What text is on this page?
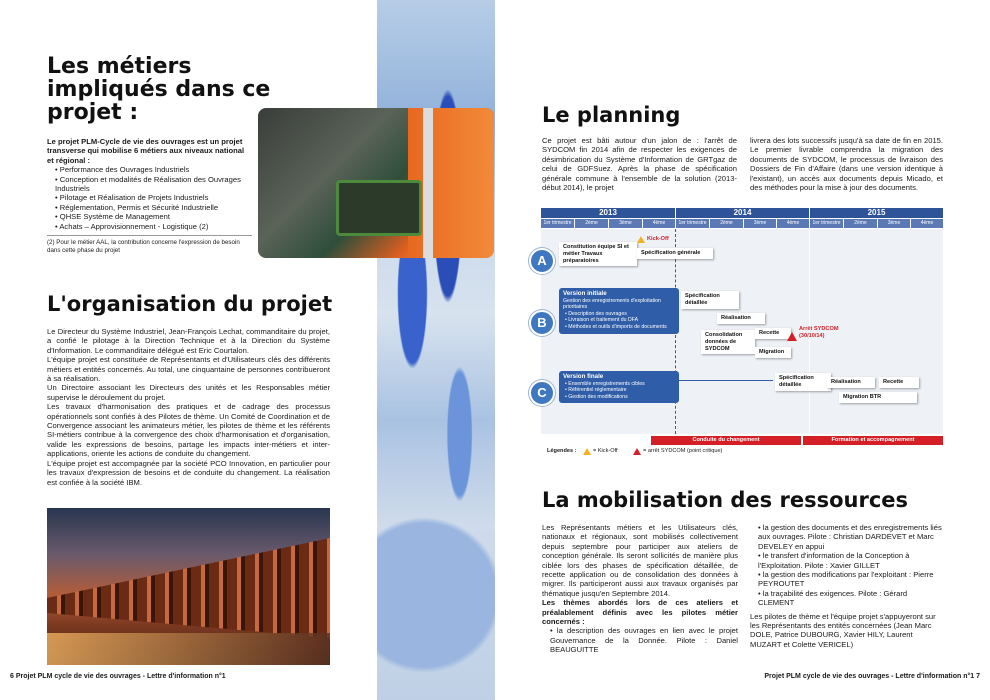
Les métiers impliqués dans ce projet :

Le projet PLM-Cycle de vie des ouvrages est un projet transverse qui mobilise 6 métiers aux niveaux national et régional :

• Performance des Ouvrages Industriels
• Conception et modalités de Réalisation des Ouvrages Industriels
• Pilotage et Réalisation de Projets Industriels
• Réglementation, Permis et Sécurité Industrielle
• QHSE Système de Management
• Achats – Approvisionnement - Logistique (2)
(2) Pour le métier AAL, la contribution concerne l'expression de besoin dans cette phase du projet
L'organisation du projet

Le Directeur du Système Industriel, Jean-François Lechat, commanditaire du projet, a confié le pilotage à la Direction Technique et à la Direction du Système d'Information. Le commanditaire délégué est Eric Courtalon.

L'équipe projet est constituée de Représentants et d'Utilisateurs clés des différents métiers et entités concernés. Au total, une cinquantaine de personnes contribueront à sa réalisation.

Un Directoire associant les Directeurs des unités et les Responsables métier supervise le déroulement du projet.

Les travaux d'harmonisation des pratiques et de cadrage des processus opérationnels sont confiés à des Pilotes de thème. Un Comité de Coordination et de Convergence associant les animateurs métier, les pilotes de thème et les référents SI-métiers contribue à la convergence des choix d'harmonisation et d'organisation, valide les expressions de besoins, partage les impacts inter-métiers et inter-applications, oriente les actions de conduite du changement.

L'équipe projet est accompagnée par la société PCO Innovation, en particulier pour les travaux d'expression de besoins et de conduite du changement. La réalisation est confiée à la société IBM.

6 Projet PLM cycle de vie des ouvrages - Lettre d'information n°1
Le planning
Ce projet est bâti autour d'un jalon de : l'arrêt de SYDCOM fin 2014 afin de respecter les exigences de désimbrication du Système d'Information de GRTgaz de celui de GDFSuez. Après la phase de spécification générale commune à l'ensemble de la solution (2013-début 2014), le projet
livrera des lots successifs jusqu'à sa date de fin en 2015. Le premier livrable comprendra la migration des documents de SYDCOM, le processus de livraison des Dossiers de Fin d'Affaire (dans une version identique à l'existant), un accès aux documents depuis Micado, et des méthodes pour la mise à jour des documents.
2013	2014	2015
1er trimestre	2ème	3ème	4ème	1er trimestre	2ème	3ème	4ème	1er trimestre	2ème	3ème	4ème
A
Constitution équipe SI et métier Travaux préparatoires
Kick-Off
Spécification générale
B
Version initiale
Gestion des enregistrements d'exploitation prioritaires
• Description des ouvrages
• Livraison et traitement du DFA
• Méthodes et outils d'imports de documents
Spécification détaillée
Réalisation
Consolidation données de SYDCOM
Recette
Migration
Arrêt SYDCOM (30/10/14)
C
Version finale
• Ensemble enregistrements cibles
• Référentiel réglementaire
• Gestion des modifications
Spécification détaillée	Réalisation	Recette
Migration BTR
Conduite du changement	Formation et accompagnement
Légendes :	= Kick-Off	= arrêt SYDCOM (point critique)
La mobilisation des ressources

Les Représentants métiers et les Utilisateurs clés, nationaux et régionaux, sont mobilisés collectivement depuis septembre pour participer aux ateliers de conception générale. Ils seront sollicités de manière plus ciblée lors des phases de spécification détaillée, de recette application ou de consolidation des données à migrer. Ils participeront aussi aux travaux organisés par thématique jusqu'en Septembre 2014.

Les thèmes abordés lors de ces ateliers et préalablement définis avec les pilotes métier concernés :

• la description des ouvrages en lien avec le projet Gouvernance de la Donnée. Pilote : Daniel BEAUGUITTE
• la gestion des documents et des enregistrements liés aux ouvrages. Pilote : Christian DARDEVET et Marc DEVELEY en appui
• le transfert d'information de la Conception à l'Exploitation. Pilote : Xavier GILLET
• la gestion des modifications par l'exploitant : Pierre PEYROUTET
• la traçabilité des exigences. Pilote : Gérard CLEMENT

Les pilotes de thème et l'équipe projet s'appuyeront sur les Représentants des entités concernées (Jean Marc DOLE, Patrice DUBOURG, Xavier HILY, Laurent MUZART et Colette VERICEL)

Projet PLM cycle de vie des ouvrages - Lettre d'information n°1 7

Short exercise: Quote the data above in full, leaving out the pictures it holds.

Written answer:
What text is on this page?
Les métiers impliqués dans ce projet :

Le projet PLM-Cycle de vie des ouvrages est un projet transverse qui mobilise 6 métiers aux niveaux national et régional :

• Performance des Ouvrages Industriels
• Conception et modalités de Réalisation des Ouvrages Industriels
• Pilotage et Réalisation de Projets Industriels
• Réglementation, Permis et Sécurité Industrielle
• QHSE Système de Management
• Achats – Approvisionnement - Logistique (2)
(2) Pour le métier AAL, la contribution concerne l'expression de besoin dans cette phase du projet
L'organisation du projet

Le Directeur du Système Industriel, Jean-François Lechat, commanditaire du projet, a confié le pilotage à la Direction Technique et à la Direction du Système d'Information. Le commanditaire délégué est Eric Courtalon.

L'équipe projet est constituée de Représentants et d'Utilisateurs clés des différents métiers et entités concernés. Au total, une cinquantaine de personnes contribueront à sa réalisation.

Un Directoire associant les Directeurs des unités et les Responsables métier supervise le déroulement du projet.

Les travaux d'harmonisation des pratiques et de cadrage des processus opérationnels sont confiés à des Pilotes de thème. Un Comité de Coordination et de Convergence associant les animateurs métier, les pilotes de thème et les référents SI-métiers contribue à la convergence des choix d'harmonisation et d'organisation, valide les expressions de besoins, partage les impacts inter-métiers et inter-applications, oriente les actions de conduite du changement.

L'équipe projet est accompagnée par la société PCO Innovation, en particulier pour les travaux d'expression de besoins et de conduite du changement. La réalisation est confiée à la société IBM.

6 Projet PLM cycle de vie des ouvrages - Lettre d'information n°1
Le planning
Ce projet est bâti autour d'un jalon de : l'arrêt de SYDCOM fin 2014 afin de respecter les exigences de désimbrication du Système d'Information de GRTgaz de celui de GDFSuez. Après la phase de spécification générale commune à l'ensemble de la solution (2013-début 2014), le projet
livrera des lots successifs jusqu'à sa date de fin en 2015. Le premier livrable comprendra la migration des documents de SYDCOM, le processus de livraison des Dossiers de Fin d'Affaire (dans une version identique à l'existant), un accès aux documents depuis Micado, et des méthodes pour la mise à jour des documents.
2013	2014	2015
1er trimestre	2ème	3ème	4ème	1er trimestre	2ème	3ème	4ème	1er trimestre	2ème	3ème	4ème
A
Constitution équipe SI et métier Travaux préparatoires
Kick-Off
Spécification générale
B
Version initiale
Gestion des enregistrements d'exploitation prioritaires
• Description des ouvrages
• Livraison et traitement du DFA
• Méthodes et outils d'imports de documents
Spécification détaillée
Réalisation
Consolidation données de SYDCOM
Recette
Migration
Arrêt SYDCOM (30/10/14)
C
Version finale
• Ensemble enregistrements cibles
• Référentiel réglementaire
• Gestion des modifications
Spécification détaillée	Réalisation	Recette
Migration BTR
Conduite du changement	Formation et accompagnement
Légendes :	= Kick-Off	= arrêt SYDCOM (point critique)
La mobilisation des ressources

Les Représentants métiers et les Utilisateurs clés, nationaux et régionaux, sont mobilisés collectivement depuis septembre pour participer aux ateliers de conception générale. Ils seront sollicités de manière plus ciblée lors des phases de spécification détaillée, de recette application ou de consolidation des données à migrer. Ils participeront aussi aux travaux organisés par thématique jusqu'en Septembre 2014.

Les thèmes abordés lors de ces ateliers et préalablement définis avec les pilotes métier concernés :

• la description des ouvrages en lien avec le projet Gouvernance de la Donnée. Pilote : Daniel BEAUGUITTE
• la gestion des documents et des enregistrements liés aux ouvrages. Pilote : Christian DARDEVET et Marc DEVELEY en appui
• le transfert d'information de la Conception à l'Exploitation. Pilote : Xavier GILLET
• la gestion des modifications par l'exploitant : Pierre PEYROUTET
• la traçabilité des exigences. Pilote : Gérard CLEMENT

Les pilotes de thème et l'équipe projet s'appuyeront sur les Représentants des entités concernées (Jean Marc DOLE, Patrice DUBOURG, Xavier HILY, Laurent MUZART et Colette VERICEL)

Projet PLM cycle de vie des ouvrages - Lettre d'information n°1 7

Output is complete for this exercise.